### Task instructions
Reproduce only the lines that run from the line with "Parse this chart and return its data as JSON." to the last line of the material, both ends included, exactly as they appear.

### Input records
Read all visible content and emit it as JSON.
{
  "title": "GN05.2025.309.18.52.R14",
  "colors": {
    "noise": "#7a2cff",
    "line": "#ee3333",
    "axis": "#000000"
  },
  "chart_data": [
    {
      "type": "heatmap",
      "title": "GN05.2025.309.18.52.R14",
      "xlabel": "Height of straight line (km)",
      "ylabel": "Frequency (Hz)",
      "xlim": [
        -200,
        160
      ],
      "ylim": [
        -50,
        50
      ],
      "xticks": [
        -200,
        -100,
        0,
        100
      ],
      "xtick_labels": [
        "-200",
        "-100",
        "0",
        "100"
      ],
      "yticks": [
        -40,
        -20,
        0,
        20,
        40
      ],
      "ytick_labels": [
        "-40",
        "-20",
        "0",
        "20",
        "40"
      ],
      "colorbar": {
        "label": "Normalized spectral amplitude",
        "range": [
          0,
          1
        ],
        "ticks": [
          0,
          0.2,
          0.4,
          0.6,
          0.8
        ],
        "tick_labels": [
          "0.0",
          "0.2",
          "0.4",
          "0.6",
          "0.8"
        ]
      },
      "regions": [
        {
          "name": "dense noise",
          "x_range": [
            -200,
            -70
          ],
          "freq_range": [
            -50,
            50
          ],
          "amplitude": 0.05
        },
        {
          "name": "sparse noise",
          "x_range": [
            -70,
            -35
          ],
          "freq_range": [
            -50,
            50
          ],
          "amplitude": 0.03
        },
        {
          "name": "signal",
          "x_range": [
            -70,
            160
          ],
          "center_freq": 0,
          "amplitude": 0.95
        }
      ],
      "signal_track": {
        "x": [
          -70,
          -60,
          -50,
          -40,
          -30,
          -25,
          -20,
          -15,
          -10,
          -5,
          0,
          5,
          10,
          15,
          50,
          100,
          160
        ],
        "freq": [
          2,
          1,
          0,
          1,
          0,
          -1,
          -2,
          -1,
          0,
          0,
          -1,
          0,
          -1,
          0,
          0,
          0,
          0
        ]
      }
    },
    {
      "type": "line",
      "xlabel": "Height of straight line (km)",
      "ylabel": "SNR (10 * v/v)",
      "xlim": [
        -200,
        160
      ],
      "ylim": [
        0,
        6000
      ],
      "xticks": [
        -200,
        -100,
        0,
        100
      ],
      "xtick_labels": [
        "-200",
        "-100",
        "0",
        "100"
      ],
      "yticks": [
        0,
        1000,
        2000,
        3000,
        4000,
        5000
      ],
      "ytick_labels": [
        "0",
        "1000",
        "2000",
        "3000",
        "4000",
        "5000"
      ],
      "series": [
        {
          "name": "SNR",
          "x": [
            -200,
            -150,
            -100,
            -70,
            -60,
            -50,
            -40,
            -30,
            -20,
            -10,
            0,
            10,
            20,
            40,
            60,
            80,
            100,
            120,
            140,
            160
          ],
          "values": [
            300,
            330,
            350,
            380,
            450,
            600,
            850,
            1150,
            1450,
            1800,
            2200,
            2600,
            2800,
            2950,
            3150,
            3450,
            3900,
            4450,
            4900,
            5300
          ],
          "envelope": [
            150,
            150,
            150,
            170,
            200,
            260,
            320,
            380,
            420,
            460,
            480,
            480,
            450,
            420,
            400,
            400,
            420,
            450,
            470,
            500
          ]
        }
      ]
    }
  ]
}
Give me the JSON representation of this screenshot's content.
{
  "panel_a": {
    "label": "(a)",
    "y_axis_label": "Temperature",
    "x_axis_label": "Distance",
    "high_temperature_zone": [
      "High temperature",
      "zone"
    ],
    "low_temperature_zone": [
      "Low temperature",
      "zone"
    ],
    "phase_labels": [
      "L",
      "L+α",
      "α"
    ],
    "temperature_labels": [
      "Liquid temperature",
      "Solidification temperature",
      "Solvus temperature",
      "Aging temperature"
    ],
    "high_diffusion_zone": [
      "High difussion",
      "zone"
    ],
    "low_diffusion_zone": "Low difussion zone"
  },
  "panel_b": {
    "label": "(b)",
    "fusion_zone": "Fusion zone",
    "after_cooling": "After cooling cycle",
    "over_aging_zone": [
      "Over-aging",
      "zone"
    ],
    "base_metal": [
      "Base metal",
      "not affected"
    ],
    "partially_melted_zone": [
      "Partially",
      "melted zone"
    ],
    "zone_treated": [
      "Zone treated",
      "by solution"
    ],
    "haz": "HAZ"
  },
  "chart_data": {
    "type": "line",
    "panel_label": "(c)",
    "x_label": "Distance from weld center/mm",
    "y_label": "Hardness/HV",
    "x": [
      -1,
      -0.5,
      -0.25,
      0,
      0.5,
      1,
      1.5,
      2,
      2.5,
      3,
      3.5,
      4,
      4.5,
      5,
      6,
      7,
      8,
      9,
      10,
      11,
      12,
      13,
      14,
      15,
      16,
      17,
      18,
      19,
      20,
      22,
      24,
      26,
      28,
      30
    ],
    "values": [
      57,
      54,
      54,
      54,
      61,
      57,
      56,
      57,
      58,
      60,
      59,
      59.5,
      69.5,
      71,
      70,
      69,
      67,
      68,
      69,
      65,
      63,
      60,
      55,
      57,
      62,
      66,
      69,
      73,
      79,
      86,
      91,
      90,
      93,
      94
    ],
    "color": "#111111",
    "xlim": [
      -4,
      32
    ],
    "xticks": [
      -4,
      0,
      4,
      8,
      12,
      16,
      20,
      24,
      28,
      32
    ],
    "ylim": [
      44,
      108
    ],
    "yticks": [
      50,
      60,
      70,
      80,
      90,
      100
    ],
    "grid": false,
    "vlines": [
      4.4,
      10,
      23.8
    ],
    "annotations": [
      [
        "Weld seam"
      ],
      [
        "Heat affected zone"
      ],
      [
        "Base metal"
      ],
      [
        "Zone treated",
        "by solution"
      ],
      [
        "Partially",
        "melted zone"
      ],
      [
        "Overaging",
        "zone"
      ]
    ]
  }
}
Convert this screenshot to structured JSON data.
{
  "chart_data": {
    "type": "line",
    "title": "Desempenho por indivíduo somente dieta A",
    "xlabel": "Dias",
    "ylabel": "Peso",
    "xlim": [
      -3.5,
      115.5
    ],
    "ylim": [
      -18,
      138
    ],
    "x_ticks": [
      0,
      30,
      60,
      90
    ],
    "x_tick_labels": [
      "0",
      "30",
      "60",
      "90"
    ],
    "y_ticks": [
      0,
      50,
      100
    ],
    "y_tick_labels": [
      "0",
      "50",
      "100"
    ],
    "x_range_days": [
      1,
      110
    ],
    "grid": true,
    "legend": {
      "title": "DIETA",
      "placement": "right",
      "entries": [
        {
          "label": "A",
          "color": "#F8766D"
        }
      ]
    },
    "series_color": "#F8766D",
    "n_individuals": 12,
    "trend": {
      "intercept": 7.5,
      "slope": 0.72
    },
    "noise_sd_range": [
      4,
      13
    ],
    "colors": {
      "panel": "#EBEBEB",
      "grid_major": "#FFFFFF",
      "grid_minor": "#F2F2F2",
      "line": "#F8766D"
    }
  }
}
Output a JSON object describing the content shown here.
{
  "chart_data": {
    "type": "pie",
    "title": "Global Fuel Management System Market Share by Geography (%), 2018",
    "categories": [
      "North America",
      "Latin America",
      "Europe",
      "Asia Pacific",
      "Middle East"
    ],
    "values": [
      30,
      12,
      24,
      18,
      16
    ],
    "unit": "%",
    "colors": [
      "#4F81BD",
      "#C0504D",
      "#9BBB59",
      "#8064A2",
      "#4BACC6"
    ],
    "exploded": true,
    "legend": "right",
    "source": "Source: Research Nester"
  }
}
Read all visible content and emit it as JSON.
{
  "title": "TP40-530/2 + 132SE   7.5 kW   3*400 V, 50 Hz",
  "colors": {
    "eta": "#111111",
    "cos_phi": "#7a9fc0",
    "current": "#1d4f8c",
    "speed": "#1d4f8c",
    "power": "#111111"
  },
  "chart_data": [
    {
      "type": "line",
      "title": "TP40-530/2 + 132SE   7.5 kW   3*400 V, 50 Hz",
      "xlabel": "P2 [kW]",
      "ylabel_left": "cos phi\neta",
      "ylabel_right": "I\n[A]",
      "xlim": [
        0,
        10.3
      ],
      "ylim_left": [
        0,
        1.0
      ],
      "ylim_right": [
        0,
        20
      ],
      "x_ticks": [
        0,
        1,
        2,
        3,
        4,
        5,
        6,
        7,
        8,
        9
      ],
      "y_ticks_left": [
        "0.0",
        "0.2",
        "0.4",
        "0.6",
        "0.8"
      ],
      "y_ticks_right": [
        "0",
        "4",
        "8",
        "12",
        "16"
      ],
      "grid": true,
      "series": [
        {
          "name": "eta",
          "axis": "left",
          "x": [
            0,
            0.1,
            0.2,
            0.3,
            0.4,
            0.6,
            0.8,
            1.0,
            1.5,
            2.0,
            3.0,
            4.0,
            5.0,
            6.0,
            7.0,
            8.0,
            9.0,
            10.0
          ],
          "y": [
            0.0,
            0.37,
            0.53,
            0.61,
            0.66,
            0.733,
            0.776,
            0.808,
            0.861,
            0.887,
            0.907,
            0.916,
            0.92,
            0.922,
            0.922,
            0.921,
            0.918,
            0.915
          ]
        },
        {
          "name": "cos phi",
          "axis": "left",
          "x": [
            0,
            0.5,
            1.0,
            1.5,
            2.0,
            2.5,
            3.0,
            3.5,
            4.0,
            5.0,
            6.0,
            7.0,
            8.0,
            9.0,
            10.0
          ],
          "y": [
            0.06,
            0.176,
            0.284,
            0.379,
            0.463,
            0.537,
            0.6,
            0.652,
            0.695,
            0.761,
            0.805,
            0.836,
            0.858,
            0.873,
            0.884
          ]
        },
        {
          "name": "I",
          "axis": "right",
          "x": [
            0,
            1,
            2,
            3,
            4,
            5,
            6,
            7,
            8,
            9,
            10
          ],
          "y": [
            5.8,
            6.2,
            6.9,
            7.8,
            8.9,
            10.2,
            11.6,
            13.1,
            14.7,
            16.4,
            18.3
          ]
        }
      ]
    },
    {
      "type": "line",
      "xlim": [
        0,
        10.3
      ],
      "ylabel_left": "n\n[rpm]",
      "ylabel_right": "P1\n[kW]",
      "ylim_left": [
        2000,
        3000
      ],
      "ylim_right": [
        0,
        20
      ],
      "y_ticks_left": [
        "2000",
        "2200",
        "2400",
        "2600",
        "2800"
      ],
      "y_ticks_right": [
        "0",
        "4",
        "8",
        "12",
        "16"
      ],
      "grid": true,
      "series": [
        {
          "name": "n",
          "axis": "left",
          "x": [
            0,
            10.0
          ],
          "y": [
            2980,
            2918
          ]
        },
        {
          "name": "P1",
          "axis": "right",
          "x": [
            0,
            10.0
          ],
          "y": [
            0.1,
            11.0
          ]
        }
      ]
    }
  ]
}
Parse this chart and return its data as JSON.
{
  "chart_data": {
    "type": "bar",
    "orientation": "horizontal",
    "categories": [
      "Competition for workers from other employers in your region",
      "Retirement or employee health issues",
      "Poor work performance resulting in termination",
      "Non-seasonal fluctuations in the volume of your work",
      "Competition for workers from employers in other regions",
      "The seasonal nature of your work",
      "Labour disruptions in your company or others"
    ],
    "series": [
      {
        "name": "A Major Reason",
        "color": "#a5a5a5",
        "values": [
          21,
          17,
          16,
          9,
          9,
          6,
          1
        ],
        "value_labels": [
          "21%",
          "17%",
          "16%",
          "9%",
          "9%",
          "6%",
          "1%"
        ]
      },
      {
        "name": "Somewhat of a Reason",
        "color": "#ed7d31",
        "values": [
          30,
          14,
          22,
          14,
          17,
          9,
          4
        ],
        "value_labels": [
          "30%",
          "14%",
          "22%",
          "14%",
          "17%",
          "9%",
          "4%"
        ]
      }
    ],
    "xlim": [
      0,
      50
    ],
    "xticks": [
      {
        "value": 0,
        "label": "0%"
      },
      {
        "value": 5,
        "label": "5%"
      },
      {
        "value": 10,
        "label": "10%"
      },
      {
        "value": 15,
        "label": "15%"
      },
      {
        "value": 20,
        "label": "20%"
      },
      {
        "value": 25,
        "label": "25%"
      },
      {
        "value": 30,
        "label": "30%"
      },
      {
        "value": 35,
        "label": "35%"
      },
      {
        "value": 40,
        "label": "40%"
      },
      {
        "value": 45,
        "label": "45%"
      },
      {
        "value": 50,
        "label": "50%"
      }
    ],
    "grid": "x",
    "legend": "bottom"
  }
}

### Exercise response
Parse this chart and return its data as JSON.
{
  "chart_data": {
    "type": "bar",
    "orientation": "horizontal",
    "categories": [
      "Competition for workers from other employers in your region",
      "Retirement or employee health issues",
      "Poor work performance resulting in termination",
      "Non-seasonal fluctuations in the volume of your work",
      "Competition for workers from employers in other regions",
      "The seasonal nature of your work",
      "Labour disruptions in your company or others"
    ],
    "series": [
      {
        "name": "A Major Reason",
        "color": "#a5a5a5",
        "values": [
          21,
          17,
          16,
          9,
          9,
          6,
          1
        ],
        "value_labels": [
          "21%",
          "17%",
          "16%",
          "9%",
          "9%",
          "6%",
          "1%"
        ]
      },
      {
        "name": "Somewhat of a Reason",
        "color": "#ed7d31",
        "values": [
          30,
          14,
          22,
          14,
          17,
          9,
          4
        ],
        "value_labels": [
          "30%",
          "14%",
          "22%",
          "14%",
          "17%",
          "9%",
          "4%"
        ]
      }
    ],
    "xlim": [
      0,
      50
    ],
    "xticks": [
      {
        "value": 0,
        "label": "0%"
      },
      {
        "value": 5,
        "label": "5%"
      },
      {
        "value": 10,
        "label": "10%"
      },
      {
        "value": 15,
        "label": "15%"
      },
      {
        "value": 20,
        "label": "20%"
      },
      {
        "value": 25,
        "label": "25%"
      },
      {
        "value": 30,
        "label": "30%"
      },
      {
        "value": 35,
        "label": "35%"
      },
      {
        "value": 40,
        "label": "40%"
      },
      {
        "value": 45,
        "label": "45%"
      },
      {
        "value": 50,
        "label": "50%"
      }
    ],
    "grid": "x",
    "legend": "bottom"
  }
}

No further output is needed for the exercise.